§ What you need to do
Go through the listing and set it down exactly, leaving out its pictures.

§ Extracted records
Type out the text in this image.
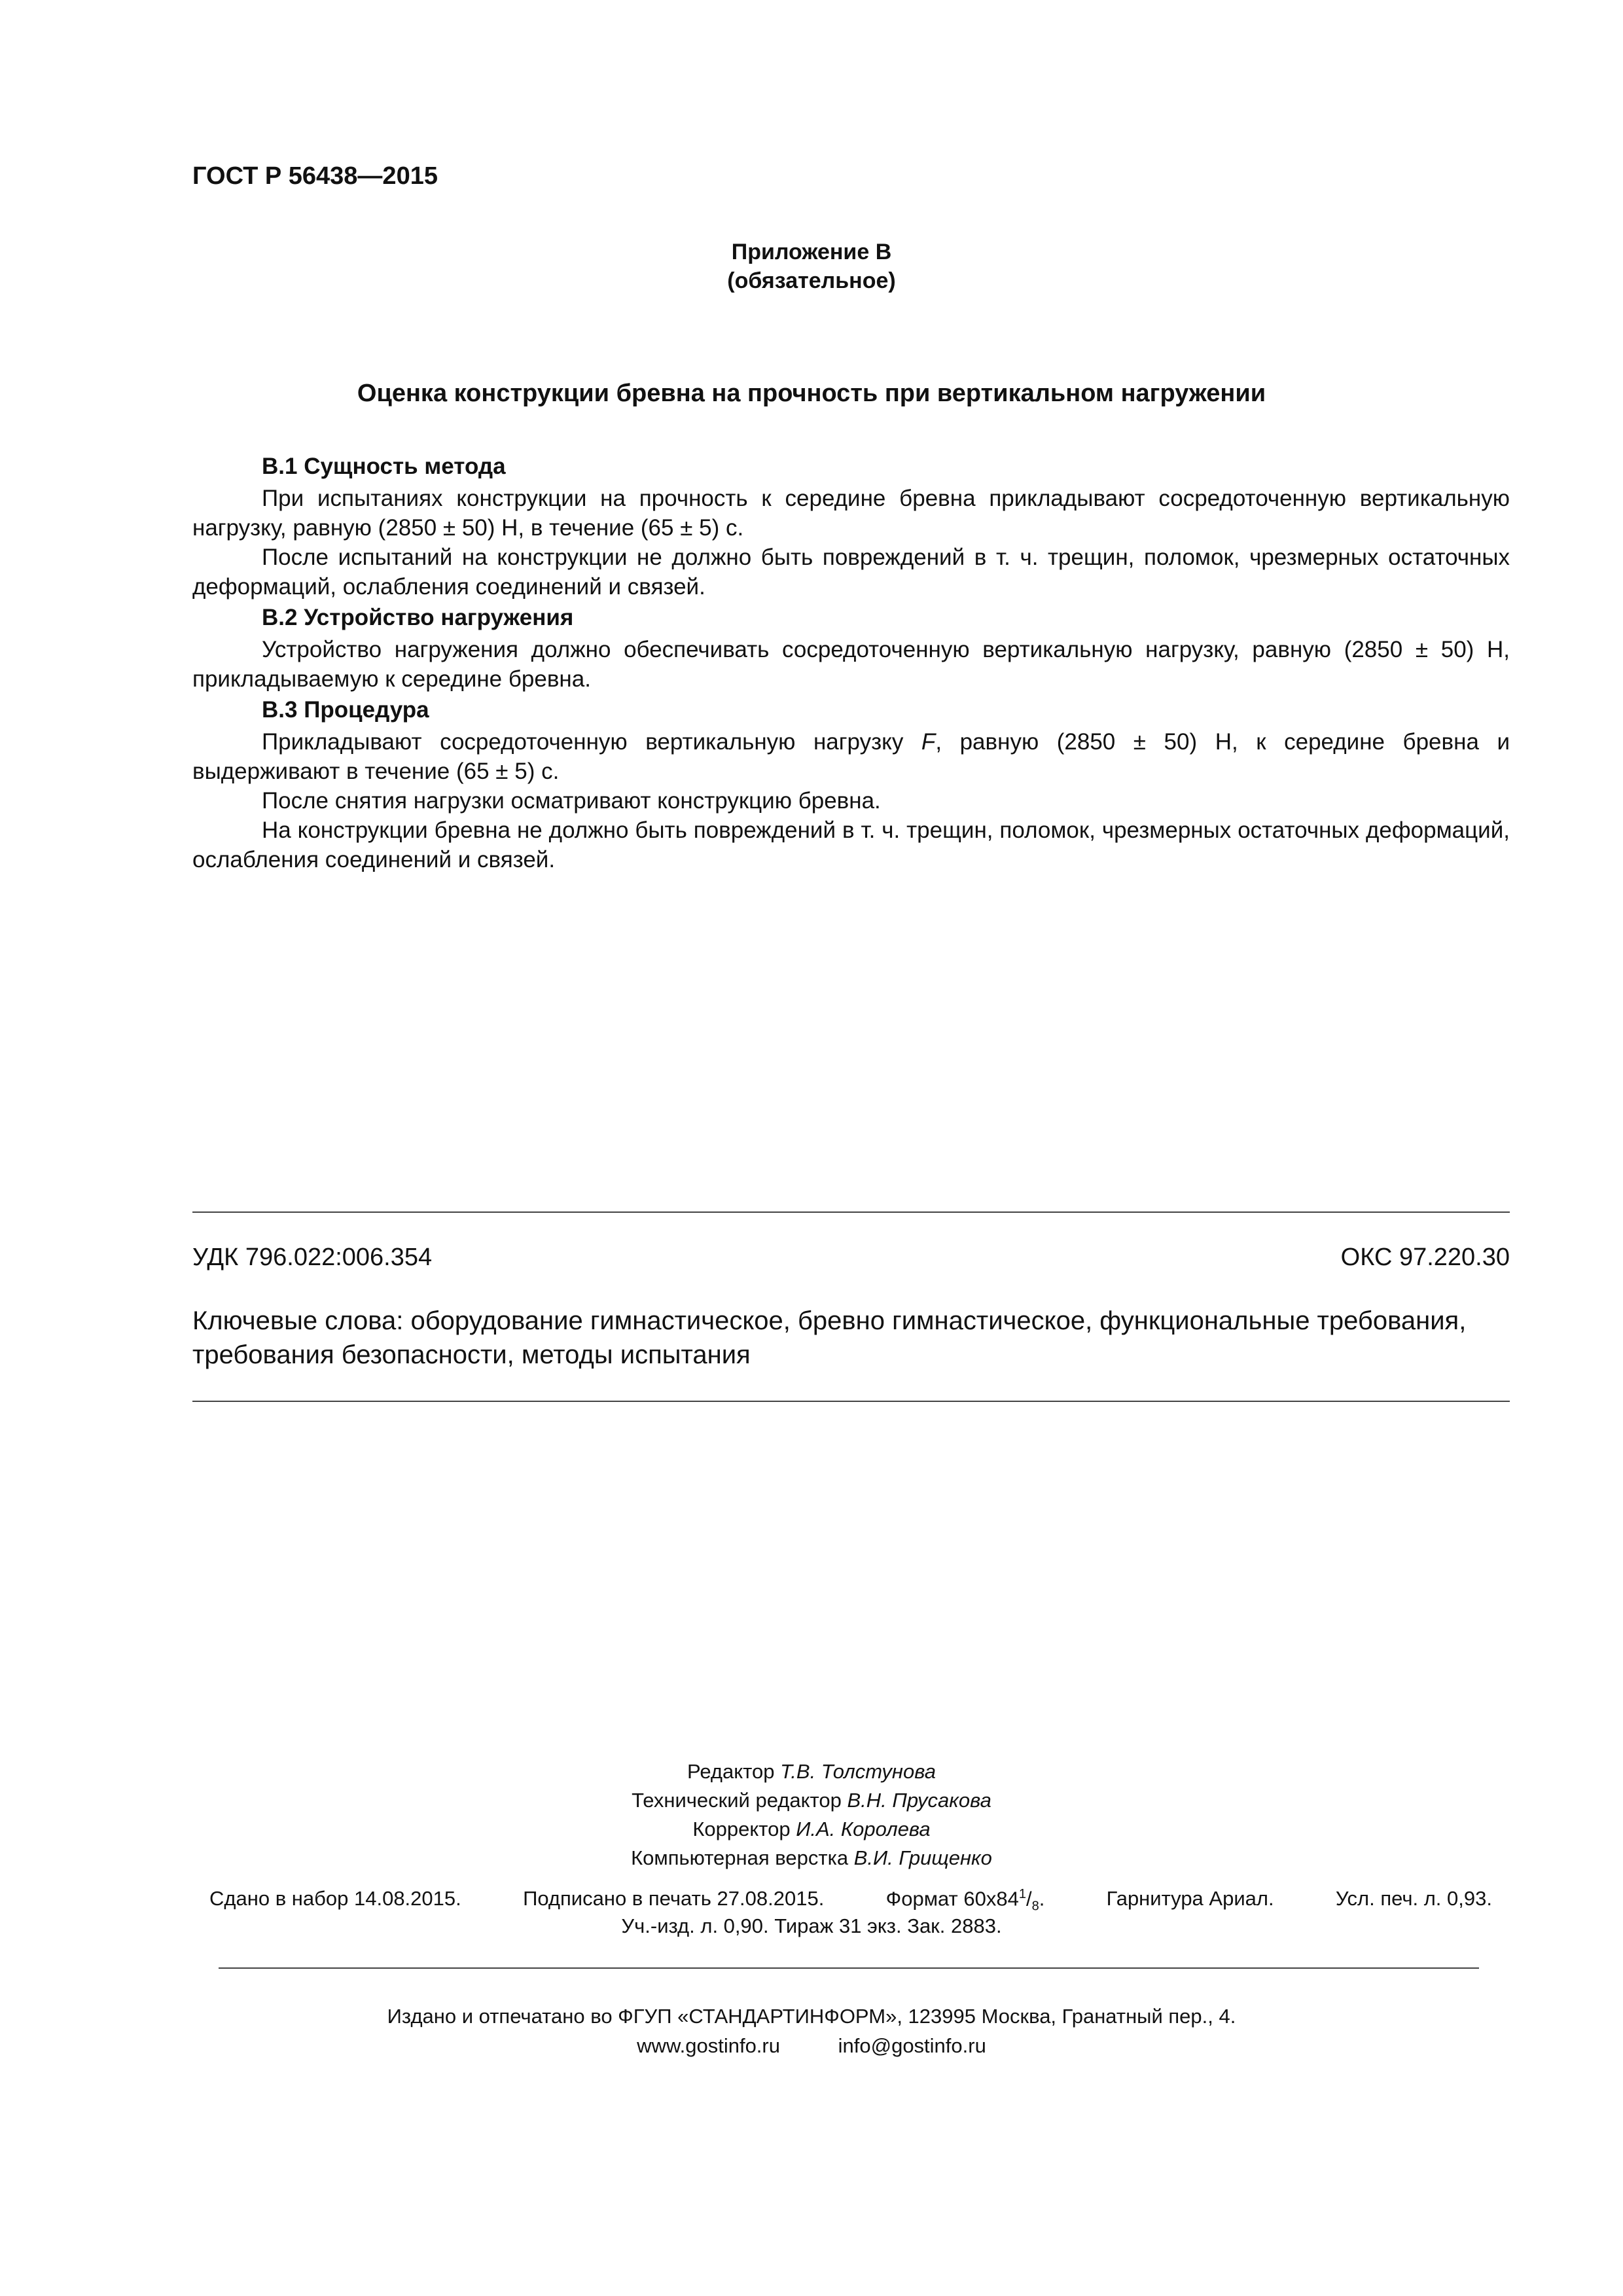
ГОСТ Р 56438—2015
Приложение В
(обязательное)
Оценка конструкции бревна на прочность при вертикальном нагружении
В.1 Сущность метода

При испытаниях конструкции на прочность к середине бревна прикладывают сосредоточенную вертикальную нагрузку, равную (2850 ± 50) Н, в течение (65 ± 5) с.

После испытаний на конструкции не должно быть повреждений в т. ч. трещин, поломок, чрезмерных остаточных деформаций, ослабления соединений и связей.

В.2 Устройство нагружения

Устройство нагружения должно обеспечивать сосредоточенную вертикальную нагрузку, равную (2850 ± 50) Н, прикладываемую к середине бревна.

В.3 Процедура

Прикладывают сосредоточенную вертикальную нагрузку F, равную (2850 ± 50) Н, к середине бревна и выдерживают в течение (65 ± 5) с.

После снятия нагрузки осматривают конструкцию бревна.

На конструкции бревна не должно быть повреждений в т. ч. трещин, поломок, чрезмерных остаточных деформаций, ослабления соединений и связей.

УДК 796.022:006.354	ОКС 97.220.30
Ключевые слова: оборудование гимнастическое, бревно гимнастическое, функциональные требования, требования безопасности, методы испытания
Редактор Т.В. Толстунова
Технический редактор В.Н. Прусакова
Корректор И.А. Королева
Компьютерная верстка В.И. Грищенко
Сдано в набор 14.08.2015.	Подписано в печать 27.08.2015.	Формат $60x84^1/_8$.	Гарнитура Ариал.	Усл. печ. л. 0,93.
Уч.-изд. л. 0,90. Тираж 31 экз. Зак. 2883.
Издано и отпечатано во ФГУП «СТАНДАРТИНФОРМ», 123995 Москва, Гранатный пер., 4.
www.gostinfo.ru	info@gostinfo.ru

§ Written answer
Type out the text in this image.
ГОСТ Р 56438—2015
Приложение В
(обязательное)
Оценка конструкции бревна на прочность при вертикальном нагружении
В.1 Сущность метода

При испытаниях конструкции на прочность к середине бревна прикладывают сосредоточенную вертикальную нагрузку, равную (2850 ± 50) Н, в течение (65 ± 5) с.

После испытаний на конструкции не должно быть повреждений в т. ч. трещин, поломок, чрезмерных остаточных деформаций, ослабления соединений и связей.

В.2 Устройство нагружения

Устройство нагружения должно обеспечивать сосредоточенную вертикальную нагрузку, равную (2850 ± 50) Н, прикладываемую к середине бревна.

В.3 Процедура

Прикладывают сосредоточенную вертикальную нагрузку F, равную (2850 ± 50) Н, к середине бревна и выдерживают в течение (65 ± 5) с.

После снятия нагрузки осматривают конструкцию бревна.

На конструкции бревна не должно быть повреждений в т. ч. трещин, поломок, чрезмерных остаточных деформаций, ослабления соединений и связей.

УДК 796.022:006.354	ОКС 97.220.30
Ключевые слова: оборудование гимнастическое, бревно гимнастическое, функциональные требования, требования безопасности, методы испытания
Редактор Т.В. Толстунова
Технический редактор В.Н. Прусакова
Корректор И.А. Королева
Компьютерная верстка В.И. Грищенко
Сдано в набор 14.08.2015.	Подписано в печать 27.08.2015.	Формат $60x84^1/_8$.	Гарнитура Ариал.	Усл. печ. л. 0,93.
Уч.-изд. л. 0,90. Тираж 31 экз. Зак. 2883.
Издано и отпечатано во ФГУП «СТАНДАРТИНФОРМ», 123995 Москва, Гранатный пер., 4.
www.gostinfo.ru	info@gostinfo.ru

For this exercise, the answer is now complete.